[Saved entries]
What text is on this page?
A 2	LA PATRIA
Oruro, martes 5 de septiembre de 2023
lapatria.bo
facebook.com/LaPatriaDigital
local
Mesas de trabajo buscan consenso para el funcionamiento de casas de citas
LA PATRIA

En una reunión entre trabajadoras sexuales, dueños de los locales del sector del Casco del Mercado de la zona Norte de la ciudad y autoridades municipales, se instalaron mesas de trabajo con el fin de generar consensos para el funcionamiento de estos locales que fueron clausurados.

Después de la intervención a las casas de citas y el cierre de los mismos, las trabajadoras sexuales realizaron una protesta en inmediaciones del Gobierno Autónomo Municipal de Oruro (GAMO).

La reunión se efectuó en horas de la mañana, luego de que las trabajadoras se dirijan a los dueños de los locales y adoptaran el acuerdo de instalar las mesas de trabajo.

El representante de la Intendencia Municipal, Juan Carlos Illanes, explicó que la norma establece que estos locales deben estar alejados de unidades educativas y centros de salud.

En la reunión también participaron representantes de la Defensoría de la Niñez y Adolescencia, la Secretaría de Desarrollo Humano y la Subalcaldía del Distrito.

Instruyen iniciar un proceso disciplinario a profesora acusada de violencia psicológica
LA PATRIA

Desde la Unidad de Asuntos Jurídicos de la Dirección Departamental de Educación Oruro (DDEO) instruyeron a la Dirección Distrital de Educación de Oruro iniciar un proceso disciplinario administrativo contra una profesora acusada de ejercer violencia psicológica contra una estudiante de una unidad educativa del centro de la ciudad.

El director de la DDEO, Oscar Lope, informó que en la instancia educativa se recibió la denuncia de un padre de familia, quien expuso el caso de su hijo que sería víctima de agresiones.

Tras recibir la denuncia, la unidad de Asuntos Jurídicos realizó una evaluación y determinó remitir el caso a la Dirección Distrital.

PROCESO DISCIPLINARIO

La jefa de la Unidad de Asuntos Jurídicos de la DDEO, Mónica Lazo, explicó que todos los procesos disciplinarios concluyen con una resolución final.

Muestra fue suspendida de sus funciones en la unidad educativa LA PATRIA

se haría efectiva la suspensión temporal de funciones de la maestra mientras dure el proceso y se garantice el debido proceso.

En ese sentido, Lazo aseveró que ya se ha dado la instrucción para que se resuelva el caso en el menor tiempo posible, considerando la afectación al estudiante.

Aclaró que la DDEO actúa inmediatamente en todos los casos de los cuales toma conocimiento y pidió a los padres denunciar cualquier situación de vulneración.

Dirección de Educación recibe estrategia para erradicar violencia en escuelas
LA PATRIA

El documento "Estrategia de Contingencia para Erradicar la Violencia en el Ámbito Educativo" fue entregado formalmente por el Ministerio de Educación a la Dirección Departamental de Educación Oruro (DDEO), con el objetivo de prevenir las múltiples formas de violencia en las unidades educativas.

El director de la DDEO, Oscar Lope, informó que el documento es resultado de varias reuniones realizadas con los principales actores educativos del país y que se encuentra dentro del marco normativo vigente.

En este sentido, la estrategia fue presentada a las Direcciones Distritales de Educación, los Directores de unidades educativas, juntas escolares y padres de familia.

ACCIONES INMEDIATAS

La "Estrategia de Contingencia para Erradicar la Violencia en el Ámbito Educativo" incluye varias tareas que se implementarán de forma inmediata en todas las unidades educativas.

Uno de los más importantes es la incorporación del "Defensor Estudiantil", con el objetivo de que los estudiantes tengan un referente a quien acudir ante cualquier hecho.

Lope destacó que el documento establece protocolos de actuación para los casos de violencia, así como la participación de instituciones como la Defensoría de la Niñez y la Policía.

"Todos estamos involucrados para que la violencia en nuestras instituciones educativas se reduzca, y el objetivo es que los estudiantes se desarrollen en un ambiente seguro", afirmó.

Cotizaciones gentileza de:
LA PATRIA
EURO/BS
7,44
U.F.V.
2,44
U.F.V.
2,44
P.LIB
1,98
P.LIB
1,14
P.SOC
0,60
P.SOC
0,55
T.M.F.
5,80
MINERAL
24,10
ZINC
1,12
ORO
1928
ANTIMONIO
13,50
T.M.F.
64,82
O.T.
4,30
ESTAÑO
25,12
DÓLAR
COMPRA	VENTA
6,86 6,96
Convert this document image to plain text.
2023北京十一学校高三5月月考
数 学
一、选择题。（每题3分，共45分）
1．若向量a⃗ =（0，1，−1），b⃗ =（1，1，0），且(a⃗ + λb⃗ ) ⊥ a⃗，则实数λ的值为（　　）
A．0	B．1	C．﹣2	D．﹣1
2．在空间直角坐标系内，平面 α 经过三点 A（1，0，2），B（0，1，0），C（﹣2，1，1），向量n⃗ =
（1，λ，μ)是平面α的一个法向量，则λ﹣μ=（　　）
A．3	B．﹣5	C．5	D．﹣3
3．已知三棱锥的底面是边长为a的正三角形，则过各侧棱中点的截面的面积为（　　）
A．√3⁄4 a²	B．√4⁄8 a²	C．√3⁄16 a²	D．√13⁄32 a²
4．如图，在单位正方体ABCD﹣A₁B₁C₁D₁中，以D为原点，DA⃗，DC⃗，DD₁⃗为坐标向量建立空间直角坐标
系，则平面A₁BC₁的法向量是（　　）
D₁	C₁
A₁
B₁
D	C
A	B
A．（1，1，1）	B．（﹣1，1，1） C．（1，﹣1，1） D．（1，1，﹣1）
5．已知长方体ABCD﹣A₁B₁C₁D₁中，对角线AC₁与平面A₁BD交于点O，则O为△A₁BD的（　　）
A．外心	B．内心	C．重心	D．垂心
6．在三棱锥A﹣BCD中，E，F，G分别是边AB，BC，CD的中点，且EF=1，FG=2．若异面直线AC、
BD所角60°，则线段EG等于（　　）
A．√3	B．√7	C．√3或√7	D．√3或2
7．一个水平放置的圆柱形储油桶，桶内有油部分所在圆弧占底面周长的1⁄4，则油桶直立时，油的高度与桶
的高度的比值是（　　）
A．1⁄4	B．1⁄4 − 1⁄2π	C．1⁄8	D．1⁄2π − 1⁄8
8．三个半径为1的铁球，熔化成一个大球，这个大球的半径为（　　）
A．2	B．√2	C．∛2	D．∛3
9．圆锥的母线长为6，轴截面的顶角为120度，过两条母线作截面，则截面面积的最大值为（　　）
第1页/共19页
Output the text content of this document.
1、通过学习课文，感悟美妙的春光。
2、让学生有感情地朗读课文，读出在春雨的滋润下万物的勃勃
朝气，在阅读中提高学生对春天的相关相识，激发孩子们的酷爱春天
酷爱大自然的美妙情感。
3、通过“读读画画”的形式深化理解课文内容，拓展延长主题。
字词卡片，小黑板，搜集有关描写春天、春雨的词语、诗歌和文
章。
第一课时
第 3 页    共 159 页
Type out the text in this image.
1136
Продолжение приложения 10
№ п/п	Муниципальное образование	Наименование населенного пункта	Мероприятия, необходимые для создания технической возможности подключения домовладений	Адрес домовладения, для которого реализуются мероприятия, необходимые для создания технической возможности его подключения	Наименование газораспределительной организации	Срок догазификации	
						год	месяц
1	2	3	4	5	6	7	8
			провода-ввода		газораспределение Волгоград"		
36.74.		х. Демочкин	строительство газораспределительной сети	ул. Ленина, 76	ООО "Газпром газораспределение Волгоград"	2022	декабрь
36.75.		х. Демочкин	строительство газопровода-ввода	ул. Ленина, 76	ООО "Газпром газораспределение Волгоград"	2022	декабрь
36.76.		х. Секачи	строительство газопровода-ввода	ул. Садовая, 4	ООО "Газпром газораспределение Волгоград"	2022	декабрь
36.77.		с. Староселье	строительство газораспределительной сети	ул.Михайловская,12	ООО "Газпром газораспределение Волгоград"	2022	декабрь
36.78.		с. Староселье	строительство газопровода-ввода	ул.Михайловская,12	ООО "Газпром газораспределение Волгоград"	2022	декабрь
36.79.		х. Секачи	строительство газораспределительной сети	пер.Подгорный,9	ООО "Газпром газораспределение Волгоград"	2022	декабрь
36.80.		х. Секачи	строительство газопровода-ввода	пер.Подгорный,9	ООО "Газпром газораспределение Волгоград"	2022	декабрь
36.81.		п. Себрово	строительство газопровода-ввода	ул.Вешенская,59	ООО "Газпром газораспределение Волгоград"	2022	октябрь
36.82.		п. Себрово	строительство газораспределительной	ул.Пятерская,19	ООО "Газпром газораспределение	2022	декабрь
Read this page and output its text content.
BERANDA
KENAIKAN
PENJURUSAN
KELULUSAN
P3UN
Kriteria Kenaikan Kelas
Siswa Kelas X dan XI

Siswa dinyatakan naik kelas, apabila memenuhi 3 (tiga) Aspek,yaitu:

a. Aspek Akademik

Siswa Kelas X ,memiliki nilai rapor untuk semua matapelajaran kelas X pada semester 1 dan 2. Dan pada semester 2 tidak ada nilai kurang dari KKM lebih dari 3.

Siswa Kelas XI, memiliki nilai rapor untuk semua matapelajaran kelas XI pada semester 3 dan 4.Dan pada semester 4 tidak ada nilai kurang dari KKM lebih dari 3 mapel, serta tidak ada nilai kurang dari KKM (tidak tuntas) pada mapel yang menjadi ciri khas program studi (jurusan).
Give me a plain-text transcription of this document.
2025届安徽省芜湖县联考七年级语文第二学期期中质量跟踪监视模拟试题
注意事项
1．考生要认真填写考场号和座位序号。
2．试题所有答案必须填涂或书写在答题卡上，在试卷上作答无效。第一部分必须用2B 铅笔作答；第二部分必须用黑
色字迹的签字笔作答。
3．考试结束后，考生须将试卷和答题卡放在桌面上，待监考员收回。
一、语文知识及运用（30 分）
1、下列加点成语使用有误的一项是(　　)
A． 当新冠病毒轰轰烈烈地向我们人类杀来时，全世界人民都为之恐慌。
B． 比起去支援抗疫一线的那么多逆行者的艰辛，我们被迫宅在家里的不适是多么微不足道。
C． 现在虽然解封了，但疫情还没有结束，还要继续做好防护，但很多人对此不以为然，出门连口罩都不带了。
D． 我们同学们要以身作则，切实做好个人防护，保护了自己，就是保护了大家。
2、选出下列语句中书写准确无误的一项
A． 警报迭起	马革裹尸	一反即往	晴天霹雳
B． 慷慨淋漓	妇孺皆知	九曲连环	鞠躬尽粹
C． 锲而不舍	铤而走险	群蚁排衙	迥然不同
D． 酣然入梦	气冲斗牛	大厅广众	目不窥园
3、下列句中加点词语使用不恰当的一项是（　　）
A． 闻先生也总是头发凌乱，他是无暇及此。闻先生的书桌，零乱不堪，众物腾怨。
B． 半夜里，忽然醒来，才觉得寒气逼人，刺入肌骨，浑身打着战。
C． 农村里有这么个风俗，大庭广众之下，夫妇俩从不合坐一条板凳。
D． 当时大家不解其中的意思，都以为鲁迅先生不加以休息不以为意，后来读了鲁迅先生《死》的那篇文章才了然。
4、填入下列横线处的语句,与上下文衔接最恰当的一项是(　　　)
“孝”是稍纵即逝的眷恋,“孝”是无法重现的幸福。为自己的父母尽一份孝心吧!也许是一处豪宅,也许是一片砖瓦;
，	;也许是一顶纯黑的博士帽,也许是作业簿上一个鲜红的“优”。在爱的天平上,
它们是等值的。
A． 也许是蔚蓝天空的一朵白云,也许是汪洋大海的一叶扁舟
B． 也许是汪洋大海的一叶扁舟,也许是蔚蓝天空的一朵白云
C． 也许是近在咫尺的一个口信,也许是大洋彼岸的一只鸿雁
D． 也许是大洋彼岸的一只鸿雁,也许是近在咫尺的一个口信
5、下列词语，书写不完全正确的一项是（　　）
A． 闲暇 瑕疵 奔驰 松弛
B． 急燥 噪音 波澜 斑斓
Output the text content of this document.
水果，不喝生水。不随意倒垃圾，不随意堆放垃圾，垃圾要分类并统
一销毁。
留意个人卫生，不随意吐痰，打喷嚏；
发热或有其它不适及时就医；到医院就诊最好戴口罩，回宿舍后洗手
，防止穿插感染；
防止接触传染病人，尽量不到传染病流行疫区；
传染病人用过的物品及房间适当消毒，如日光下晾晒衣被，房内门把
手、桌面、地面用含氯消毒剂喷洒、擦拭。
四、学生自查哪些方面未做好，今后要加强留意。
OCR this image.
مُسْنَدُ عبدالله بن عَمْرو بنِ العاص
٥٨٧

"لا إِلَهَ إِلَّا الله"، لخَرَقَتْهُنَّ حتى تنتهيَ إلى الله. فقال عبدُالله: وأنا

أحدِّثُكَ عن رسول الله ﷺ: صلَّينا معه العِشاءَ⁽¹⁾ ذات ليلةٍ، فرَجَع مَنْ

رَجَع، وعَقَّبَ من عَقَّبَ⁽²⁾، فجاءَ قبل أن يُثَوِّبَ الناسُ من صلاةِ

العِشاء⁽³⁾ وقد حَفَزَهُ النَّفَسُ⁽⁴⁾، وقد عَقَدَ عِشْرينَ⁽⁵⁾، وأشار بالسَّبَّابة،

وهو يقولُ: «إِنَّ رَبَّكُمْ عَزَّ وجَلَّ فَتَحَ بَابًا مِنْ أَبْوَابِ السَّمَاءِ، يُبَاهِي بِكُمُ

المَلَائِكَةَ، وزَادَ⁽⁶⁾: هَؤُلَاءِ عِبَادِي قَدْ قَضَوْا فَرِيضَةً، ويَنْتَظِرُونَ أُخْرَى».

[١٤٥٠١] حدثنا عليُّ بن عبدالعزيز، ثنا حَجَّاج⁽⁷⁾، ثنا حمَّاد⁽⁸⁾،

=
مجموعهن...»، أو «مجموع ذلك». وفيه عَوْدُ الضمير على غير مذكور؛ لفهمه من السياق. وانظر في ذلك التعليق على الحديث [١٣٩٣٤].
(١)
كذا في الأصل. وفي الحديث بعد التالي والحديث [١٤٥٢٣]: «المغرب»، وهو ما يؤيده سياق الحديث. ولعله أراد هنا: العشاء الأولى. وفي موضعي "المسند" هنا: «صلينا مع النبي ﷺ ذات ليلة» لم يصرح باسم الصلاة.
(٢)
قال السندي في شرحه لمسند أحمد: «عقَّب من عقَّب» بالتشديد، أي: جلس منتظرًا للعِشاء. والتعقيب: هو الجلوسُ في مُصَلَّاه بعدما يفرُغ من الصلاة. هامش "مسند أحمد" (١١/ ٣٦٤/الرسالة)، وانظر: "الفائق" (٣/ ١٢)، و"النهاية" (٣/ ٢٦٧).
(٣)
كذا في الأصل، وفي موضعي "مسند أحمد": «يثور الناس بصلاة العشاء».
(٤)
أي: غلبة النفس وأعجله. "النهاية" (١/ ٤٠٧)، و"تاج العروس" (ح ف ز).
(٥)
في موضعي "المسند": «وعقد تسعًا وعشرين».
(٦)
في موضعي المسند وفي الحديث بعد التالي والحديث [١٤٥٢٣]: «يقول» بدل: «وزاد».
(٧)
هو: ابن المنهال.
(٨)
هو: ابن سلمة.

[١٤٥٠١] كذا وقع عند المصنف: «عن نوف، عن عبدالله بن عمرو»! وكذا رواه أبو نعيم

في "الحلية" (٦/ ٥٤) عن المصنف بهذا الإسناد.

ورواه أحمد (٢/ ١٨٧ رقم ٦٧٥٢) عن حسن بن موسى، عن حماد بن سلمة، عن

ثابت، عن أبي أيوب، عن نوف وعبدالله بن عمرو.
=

• [EXERCISE REQUIREMENTS]: Copy every line in the records above that contains the word "nilai".

• [COMPLETE ANSWER]:
Siswa Kelas X ,memiliki nilai rapor untuk semua matapelajaran kelas X pada semester 1 dan 2. Dan pada semester 2 tidak ada nilai kurang dari KKM lebih dari 3.
Siswa Kelas XI, memiliki nilai rapor untuk semua matapelajaran kelas XI pada semester 3 dan 4.Dan pada semester 4 tidak ada nilai kurang dari KKM lebih dari 3 mapel, serta tidak ada nilai kurang dari KKM (tidak tuntas) pada mapel yang menjadi ciri khas program studi (jurusan).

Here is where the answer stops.